## WRITTEN REQUEST 1:
Name every country, state, or city that the blog post about Andy Goldsworthy mentions.
## WRITTEN REQUEST 2:
Extend the blog post about Andy Goldsworthy and stone walls, picking up after its final sentence.

Saturday, January 12, 2008


An image of a work created in nature by artist Andy Goldsworthy. It's simply leaves surrounding a hole, but the effect is stunning.

Reading the Pigtown*Design blog this morning and there's a post about the World Beach Project. It encourages people to create a design on the beach and to upload images of their work to the website. The aim is to encourage man to leave his creative mark upon the earth.

It got me thinking about the work of British artist Andy Goldsworthy. He is an environmental artist, creating earthworks and installations, mostly around his farm in Scotland. Some works are ephemeral, like the one created above. As soon as a stiff wind blows, the leaves are gone.

Others are more enduring sculptures, like the stone wall that he created over a two-year period for the Storm King Art Center in New York. It's 2,278 feet long and winds among the trees.

There are several stone walls near my home in Baltimore that are similar to the ones that Goldsworthy built. Some of them date back to about 1840. Others have been created more recently by homeowners looking to emulate the stonework of those mill workers who settled this area 200 years ago and built their homes and fences out of ballast rock carried in ships from England.

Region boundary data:
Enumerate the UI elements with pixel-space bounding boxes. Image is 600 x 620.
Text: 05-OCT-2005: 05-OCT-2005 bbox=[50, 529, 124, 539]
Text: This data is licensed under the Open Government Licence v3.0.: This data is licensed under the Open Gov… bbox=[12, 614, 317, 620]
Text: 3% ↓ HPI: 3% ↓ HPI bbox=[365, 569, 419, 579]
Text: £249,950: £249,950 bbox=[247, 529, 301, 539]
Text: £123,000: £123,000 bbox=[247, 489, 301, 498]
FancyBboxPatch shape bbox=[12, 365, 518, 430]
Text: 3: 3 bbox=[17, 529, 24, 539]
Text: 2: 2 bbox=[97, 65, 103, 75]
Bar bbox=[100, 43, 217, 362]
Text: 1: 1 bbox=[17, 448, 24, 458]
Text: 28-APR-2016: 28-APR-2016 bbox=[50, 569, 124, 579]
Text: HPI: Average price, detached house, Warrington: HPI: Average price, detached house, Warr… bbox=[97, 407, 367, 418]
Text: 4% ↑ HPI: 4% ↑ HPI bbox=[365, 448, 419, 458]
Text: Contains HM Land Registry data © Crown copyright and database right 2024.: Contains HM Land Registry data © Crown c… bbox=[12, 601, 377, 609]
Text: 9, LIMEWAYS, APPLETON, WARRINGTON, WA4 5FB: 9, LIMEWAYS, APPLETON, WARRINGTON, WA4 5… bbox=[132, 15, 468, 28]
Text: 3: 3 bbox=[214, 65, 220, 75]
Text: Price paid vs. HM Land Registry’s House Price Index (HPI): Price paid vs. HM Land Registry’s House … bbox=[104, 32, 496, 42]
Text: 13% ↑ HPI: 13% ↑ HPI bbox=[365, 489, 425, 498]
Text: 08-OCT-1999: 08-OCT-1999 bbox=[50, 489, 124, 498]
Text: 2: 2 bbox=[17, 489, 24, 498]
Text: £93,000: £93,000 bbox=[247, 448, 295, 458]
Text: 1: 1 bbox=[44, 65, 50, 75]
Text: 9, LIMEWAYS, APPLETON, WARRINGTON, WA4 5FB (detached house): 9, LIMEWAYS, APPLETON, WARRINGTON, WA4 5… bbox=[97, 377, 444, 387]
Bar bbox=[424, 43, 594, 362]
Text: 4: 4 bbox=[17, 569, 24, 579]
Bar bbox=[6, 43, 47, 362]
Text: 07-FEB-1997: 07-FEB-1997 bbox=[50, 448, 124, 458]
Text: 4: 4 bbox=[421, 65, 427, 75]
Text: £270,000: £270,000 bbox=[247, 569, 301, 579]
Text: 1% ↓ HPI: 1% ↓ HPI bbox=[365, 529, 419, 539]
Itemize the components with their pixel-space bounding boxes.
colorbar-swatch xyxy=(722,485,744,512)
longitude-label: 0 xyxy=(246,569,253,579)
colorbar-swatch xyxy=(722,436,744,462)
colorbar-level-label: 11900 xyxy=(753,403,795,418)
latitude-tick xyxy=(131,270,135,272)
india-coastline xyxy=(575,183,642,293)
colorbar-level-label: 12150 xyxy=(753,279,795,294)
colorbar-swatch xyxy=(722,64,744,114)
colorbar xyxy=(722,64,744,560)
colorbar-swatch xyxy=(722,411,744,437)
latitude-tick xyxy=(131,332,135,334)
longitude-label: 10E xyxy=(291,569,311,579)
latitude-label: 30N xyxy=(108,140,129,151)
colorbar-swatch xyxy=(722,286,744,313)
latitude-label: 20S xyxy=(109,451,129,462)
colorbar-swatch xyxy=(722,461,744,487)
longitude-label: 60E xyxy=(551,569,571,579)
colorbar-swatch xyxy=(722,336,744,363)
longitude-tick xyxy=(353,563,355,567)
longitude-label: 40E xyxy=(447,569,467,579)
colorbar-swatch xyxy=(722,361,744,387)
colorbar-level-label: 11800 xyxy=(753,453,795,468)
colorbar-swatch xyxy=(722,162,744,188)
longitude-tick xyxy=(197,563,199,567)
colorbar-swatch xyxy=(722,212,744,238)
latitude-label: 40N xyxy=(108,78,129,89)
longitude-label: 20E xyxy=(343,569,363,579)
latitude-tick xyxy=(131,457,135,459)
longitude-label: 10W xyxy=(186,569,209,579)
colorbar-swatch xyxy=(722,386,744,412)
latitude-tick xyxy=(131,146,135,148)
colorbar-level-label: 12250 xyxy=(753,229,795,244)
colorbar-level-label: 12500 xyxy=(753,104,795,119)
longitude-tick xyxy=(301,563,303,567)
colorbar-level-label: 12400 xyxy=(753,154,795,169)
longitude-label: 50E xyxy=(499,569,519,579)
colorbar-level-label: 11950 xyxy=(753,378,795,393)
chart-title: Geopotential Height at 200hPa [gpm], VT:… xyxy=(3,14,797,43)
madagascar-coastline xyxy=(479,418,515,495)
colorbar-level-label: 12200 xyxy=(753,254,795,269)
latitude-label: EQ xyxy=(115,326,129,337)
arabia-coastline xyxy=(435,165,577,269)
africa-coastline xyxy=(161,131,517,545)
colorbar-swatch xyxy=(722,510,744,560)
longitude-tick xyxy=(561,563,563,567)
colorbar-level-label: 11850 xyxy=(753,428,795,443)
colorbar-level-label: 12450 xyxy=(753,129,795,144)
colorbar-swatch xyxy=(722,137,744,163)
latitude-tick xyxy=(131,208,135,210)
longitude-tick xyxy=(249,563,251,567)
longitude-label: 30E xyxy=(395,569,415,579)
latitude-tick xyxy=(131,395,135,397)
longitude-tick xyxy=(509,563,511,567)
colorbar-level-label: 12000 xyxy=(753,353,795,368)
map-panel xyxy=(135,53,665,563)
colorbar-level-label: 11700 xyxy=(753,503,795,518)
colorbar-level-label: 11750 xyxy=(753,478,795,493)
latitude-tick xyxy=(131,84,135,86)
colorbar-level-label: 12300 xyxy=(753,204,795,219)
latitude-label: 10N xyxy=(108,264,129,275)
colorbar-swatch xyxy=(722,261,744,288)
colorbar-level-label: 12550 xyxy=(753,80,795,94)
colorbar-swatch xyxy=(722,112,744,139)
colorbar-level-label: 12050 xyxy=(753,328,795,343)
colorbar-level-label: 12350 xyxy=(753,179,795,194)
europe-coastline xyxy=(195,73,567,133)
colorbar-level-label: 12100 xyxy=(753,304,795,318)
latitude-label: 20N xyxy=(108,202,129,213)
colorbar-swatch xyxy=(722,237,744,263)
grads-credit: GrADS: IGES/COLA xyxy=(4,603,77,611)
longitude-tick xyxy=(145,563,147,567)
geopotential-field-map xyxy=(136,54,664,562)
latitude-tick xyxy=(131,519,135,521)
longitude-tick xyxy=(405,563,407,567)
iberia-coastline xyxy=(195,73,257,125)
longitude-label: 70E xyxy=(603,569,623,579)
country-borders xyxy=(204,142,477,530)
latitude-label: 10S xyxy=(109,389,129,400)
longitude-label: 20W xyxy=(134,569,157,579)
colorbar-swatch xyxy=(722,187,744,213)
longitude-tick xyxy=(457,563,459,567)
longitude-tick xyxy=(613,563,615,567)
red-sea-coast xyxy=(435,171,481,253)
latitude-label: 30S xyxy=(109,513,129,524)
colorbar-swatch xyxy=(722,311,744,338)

## TASK RESPONSE 1:
Scotland, New York, Baltimore, England

## TASK RESPONSE 2:
There is something about a stone wall that people are drawn to. The walls that crisscross the New England countryside are actually disappearing, the victim of theft or of landowners selling the coveted rocks to others for decorative purposes.

In Ireland, on the island of Inishmore in the Bay of Galway, the landscape is like one giant Earthwork created over hundreds of years by the farming families who inhabit the place. They used stonewalls to distinguish property lines, and over time, as plots were divided among children, the island became a patchwork quilt of green pasture and gray rock. Here are pictures I took on the island in 2001.

Above: The coastline of Inishmore. In the far distance you can see the remnants of a stone wall built hundreds of years ago when a fort existed on high ground to keep a watch on the waters and to protect the Aran Islands from potential invaders.

Below: Farmland on the East side of the island. Keep an eye on the horse...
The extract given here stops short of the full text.